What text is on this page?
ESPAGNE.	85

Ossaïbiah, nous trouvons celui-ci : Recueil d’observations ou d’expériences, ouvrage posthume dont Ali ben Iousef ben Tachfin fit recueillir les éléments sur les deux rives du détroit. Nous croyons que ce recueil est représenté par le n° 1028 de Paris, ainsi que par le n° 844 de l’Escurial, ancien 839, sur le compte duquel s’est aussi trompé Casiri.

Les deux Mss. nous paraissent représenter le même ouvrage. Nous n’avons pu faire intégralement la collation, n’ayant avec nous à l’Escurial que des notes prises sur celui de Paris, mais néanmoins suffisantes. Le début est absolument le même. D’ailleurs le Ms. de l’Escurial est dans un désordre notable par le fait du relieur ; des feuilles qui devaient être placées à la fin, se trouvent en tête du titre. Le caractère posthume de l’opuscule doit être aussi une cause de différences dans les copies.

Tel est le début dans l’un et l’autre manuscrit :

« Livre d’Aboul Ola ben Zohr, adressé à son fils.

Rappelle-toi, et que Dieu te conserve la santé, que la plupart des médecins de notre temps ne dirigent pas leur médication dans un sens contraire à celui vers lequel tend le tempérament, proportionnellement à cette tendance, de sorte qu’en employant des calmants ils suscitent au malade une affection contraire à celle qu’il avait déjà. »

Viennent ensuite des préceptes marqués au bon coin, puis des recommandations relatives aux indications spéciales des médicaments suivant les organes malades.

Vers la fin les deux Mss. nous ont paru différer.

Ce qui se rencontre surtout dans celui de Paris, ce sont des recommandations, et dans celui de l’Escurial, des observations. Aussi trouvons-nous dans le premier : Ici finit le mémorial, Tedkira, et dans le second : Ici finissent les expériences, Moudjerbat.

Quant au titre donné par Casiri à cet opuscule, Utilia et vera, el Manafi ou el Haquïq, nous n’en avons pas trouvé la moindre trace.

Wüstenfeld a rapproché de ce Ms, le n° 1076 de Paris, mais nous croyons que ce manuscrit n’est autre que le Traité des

- - - - -

THE PROBLEM:
Transcribe the whole listing with nothing added or left out.

OUTPUT OF THE EXERCISE:
What text is on this page?
ESPAGNE.	85

Ossaïbiah, nous trouvons celui-ci : Recueil d’observations ou d’expériences, ouvrage posthume dont Ali ben Iousef ben Tachfin fit recueillir les éléments sur les deux rives du détroit. Nous croyons que ce recueil est représenté par le n° 1028 de Paris, ainsi que par le n° 844 de l’Escurial, ancien 839, sur le compte duquel s’est aussi trompé Casiri.

Les deux Mss. nous paraissent représenter le même ouvrage. Nous n’avons pu faire intégralement la collation, n’ayant avec nous à l’Escurial que des notes prises sur celui de Paris, mais néanmoins suffisantes. Le début est absolument le même. D’ailleurs le Ms. de l’Escurial est dans un désordre notable par le fait du relieur ; des feuilles qui devaient être placées à la fin, se trouvent en tête du titre. Le caractère posthume de l’opuscule doit être aussi une cause de différences dans les copies.

Tel est le début dans l’un et l’autre manuscrit :

« Livre d’Aboul Ola ben Zohr, adressé à son fils.

Rappelle-toi, et que Dieu te conserve la santé, que la plupart des médecins de notre temps ne dirigent pas leur médication dans un sens contraire à celui vers lequel tend le tempérament, proportionnellement à cette tendance, de sorte qu’en employant des calmants ils suscitent au malade une affection contraire à celle qu’il avait déjà. »

Viennent ensuite des préceptes marqués au bon coin, puis des recommandations relatives aux indications spéciales des médicaments suivant les organes malades.

Vers la fin les deux Mss. nous ont paru différer.

Ce qui se rencontre surtout dans celui de Paris, ce sont des recommandations, et dans celui de l’Escurial, des observations. Aussi trouvons-nous dans le premier : Ici finit le mémorial, Tedkira, et dans le second : Ici finissent les expériences, Moudjerbat.

Quant au titre donné par Casiri à cet opuscule, Utilia et vera, el Manafi ou el Haquïq, nous n’en avons pas trouvé la moindre trace.

Wüstenfeld a rapproché de ce Ms, le n° 1076 de Paris, mais nous croyons que ce manuscrit n’est autre que le Traité des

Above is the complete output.